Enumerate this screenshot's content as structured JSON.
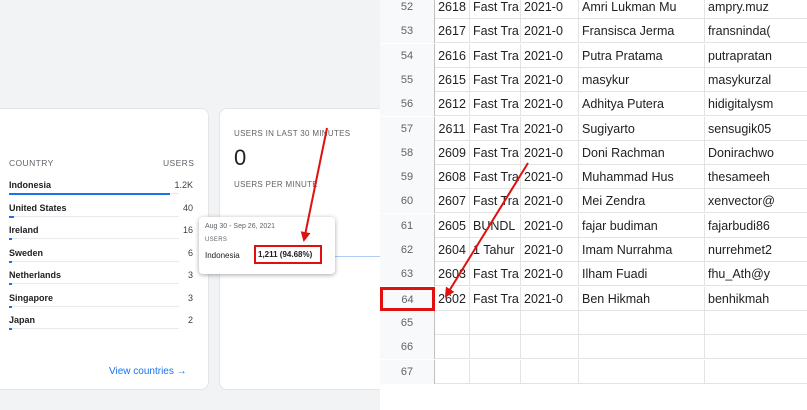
{
  "analytics": {
    "country_card": {
      "col_country": "COUNTRY",
      "col_users": "USERS",
      "rows": [
        {
          "country": "Indonesia",
          "users": "1.2K",
          "share": 0.9468
        },
        {
          "country": "United States",
          "users": "40",
          "share": 0.031
        },
        {
          "country": "Ireland",
          "users": "16",
          "share": 0.013
        },
        {
          "country": "Sweden",
          "users": "6",
          "share": 0.005
        },
        {
          "country": "Netherlands",
          "users": "3",
          "share": 0.0025
        },
        {
          "country": "Singapore",
          "users": "3",
          "share": 0.0025
        },
        {
          "country": "Japan",
          "users": "2",
          "share": 0.0016
        }
      ],
      "view_link": "View countries",
      "view_arrow": "→"
    },
    "realtime_card": {
      "title": "USERS IN LAST 30 MINUTES",
      "count": "0",
      "subtitle": "USERS PER MINUTE"
    },
    "tooltip": {
      "date_range": "Aug 30 - Sep 26, 2021",
      "label": "USERS",
      "country": "Indonesia",
      "value": "1,211 (94.68%)"
    }
  },
  "sheet": {
    "rows": [
      {
        "n": "52",
        "a": "2618",
        "b": "Fast Tra",
        "c": "2021-0",
        "d": "Amri Lukman Mu",
        "e": "ampry.muz"
      },
      {
        "n": "53",
        "a": "2617",
        "b": "Fast Tra",
        "c": "2021-0",
        "d": "Fransisca Jerma",
        "e": "fransninda("
      },
      {
        "n": "54",
        "a": "2616",
        "b": "Fast Tra",
        "c": "2021-0",
        "d": "Putra Pratama",
        "e": "putrapratan"
      },
      {
        "n": "55",
        "a": "2615",
        "b": "Fast Tra",
        "c": "2021-0",
        "d": "masykur",
        "e": "masykurzal"
      },
      {
        "n": "56",
        "a": "2612",
        "b": "Fast Tra",
        "c": "2021-0",
        "d": "Adhitya Putera",
        "e": "hidigitalysm"
      },
      {
        "n": "57",
        "a": "2611",
        "b": "Fast Tra",
        "c": "2021-0",
        "d": "Sugiyarto",
        "e": "sensugik05"
      },
      {
        "n": "58",
        "a": "2609",
        "b": "Fast Tra",
        "c": "2021-0",
        "d": "Doni Rachman",
        "e": "Donirachwo"
      },
      {
        "n": "59",
        "a": "2608",
        "b": "Fast Tra",
        "c": "2021-0",
        "d": "Muhammad Hus",
        "e": "thesameeh"
      },
      {
        "n": "60",
        "a": "2607",
        "b": "Fast Tra",
        "c": "2021-0",
        "d": "Mei Zendra",
        "e": "xenvector@"
      },
      {
        "n": "61",
        "a": "2605",
        "b": "BUNDL",
        "c": "2021-0",
        "d": "fajar budiman",
        "e": "fajarbudi86"
      },
      {
        "n": "62",
        "a": "2604",
        "b": "1 Tahur",
        "c": "2021-0",
        "d": "Imam Nurrahma",
        "e": "nurrehmet2"
      },
      {
        "n": "63",
        "a": "2603",
        "b": "Fast Tra",
        "c": "2021-0",
        "d": "Ilham Fuadi",
        "e": "fhu_Ath@y"
      },
      {
        "n": "64",
        "a": "2602",
        "b": "Fast Tra",
        "c": "2021-0",
        "d": "Ben Hikmah",
        "e": "benhikmah"
      },
      {
        "n": "65",
        "a": "",
        "b": "",
        "c": "",
        "d": "",
        "e": ""
      },
      {
        "n": "66",
        "a": "",
        "b": "",
        "c": "",
        "d": "",
        "e": ""
      },
      {
        "n": "67",
        "a": "",
        "b": "",
        "c": "",
        "d": "",
        "e": ""
      }
    ],
    "highlighted_row": "64"
  },
  "annotation_color": "#e01010"
}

### Stated goal:
Where a line of the material above holds the string "Indonesia", copy that line.

### Solution for this problem:
          "country": "Indonesia",
      "country": "Indonesia",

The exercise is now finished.